Items from a dataset
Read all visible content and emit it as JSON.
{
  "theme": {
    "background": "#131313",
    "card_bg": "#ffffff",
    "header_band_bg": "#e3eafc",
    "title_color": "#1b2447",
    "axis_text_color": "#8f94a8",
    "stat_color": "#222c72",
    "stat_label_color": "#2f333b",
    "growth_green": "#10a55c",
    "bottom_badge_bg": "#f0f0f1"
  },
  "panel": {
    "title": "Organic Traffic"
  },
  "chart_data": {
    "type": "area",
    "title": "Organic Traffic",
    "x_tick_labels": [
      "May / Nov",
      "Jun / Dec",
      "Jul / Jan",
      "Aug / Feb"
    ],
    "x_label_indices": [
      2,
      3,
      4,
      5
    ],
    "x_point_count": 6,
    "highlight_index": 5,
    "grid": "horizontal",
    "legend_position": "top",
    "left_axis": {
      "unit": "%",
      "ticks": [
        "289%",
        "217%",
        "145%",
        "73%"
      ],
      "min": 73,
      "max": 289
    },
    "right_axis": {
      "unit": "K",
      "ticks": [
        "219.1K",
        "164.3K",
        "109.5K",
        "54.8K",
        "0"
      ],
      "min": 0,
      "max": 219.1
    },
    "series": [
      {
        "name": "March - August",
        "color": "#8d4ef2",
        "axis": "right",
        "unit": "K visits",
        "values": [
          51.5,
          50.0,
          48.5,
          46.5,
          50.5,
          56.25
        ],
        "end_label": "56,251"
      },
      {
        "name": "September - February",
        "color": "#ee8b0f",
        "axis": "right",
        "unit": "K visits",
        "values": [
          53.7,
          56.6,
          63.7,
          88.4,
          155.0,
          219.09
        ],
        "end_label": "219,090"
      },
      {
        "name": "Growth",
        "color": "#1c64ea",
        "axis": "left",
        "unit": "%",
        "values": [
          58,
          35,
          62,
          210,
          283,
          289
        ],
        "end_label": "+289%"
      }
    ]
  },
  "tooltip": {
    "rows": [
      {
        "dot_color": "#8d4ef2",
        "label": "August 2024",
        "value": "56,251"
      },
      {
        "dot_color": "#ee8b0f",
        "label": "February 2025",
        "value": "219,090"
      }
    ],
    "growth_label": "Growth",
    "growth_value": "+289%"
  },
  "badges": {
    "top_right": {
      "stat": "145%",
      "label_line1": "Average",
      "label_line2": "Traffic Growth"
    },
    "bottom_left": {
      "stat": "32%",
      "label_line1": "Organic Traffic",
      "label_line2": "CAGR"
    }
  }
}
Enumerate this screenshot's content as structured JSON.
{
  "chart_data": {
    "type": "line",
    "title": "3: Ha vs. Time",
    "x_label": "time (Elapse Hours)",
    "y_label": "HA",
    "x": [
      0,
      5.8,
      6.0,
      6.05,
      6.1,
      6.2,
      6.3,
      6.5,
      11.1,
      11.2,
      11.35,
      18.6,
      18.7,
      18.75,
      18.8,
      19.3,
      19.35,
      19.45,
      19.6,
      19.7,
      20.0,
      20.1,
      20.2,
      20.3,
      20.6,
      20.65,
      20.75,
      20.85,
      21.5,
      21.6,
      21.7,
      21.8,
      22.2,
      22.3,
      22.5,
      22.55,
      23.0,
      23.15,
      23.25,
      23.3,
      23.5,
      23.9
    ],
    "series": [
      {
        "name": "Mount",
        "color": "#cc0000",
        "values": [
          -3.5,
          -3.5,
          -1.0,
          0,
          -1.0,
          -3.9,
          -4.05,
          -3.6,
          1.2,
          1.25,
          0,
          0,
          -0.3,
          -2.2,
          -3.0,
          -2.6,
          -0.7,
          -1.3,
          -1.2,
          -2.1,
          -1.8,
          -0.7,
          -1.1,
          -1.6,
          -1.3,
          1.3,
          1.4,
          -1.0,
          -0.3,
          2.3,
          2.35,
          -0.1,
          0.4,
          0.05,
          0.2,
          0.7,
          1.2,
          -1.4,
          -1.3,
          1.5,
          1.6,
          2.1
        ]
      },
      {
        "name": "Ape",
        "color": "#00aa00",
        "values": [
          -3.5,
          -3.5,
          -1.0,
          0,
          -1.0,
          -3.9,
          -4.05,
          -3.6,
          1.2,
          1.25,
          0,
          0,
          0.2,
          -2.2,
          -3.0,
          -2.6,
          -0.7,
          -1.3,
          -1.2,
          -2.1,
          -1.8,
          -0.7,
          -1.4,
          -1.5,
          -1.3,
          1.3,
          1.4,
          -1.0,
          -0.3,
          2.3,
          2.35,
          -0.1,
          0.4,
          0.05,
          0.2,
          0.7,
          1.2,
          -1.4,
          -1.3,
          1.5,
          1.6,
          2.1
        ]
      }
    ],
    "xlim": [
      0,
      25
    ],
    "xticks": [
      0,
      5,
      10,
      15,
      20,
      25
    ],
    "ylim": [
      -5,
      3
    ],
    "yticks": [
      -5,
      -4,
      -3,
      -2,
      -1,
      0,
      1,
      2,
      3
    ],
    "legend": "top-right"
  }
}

> PROMPT: From the data above, work out how many lines contain the string "content" and reply with only the number.

> EXERCISE SOLUTION: 2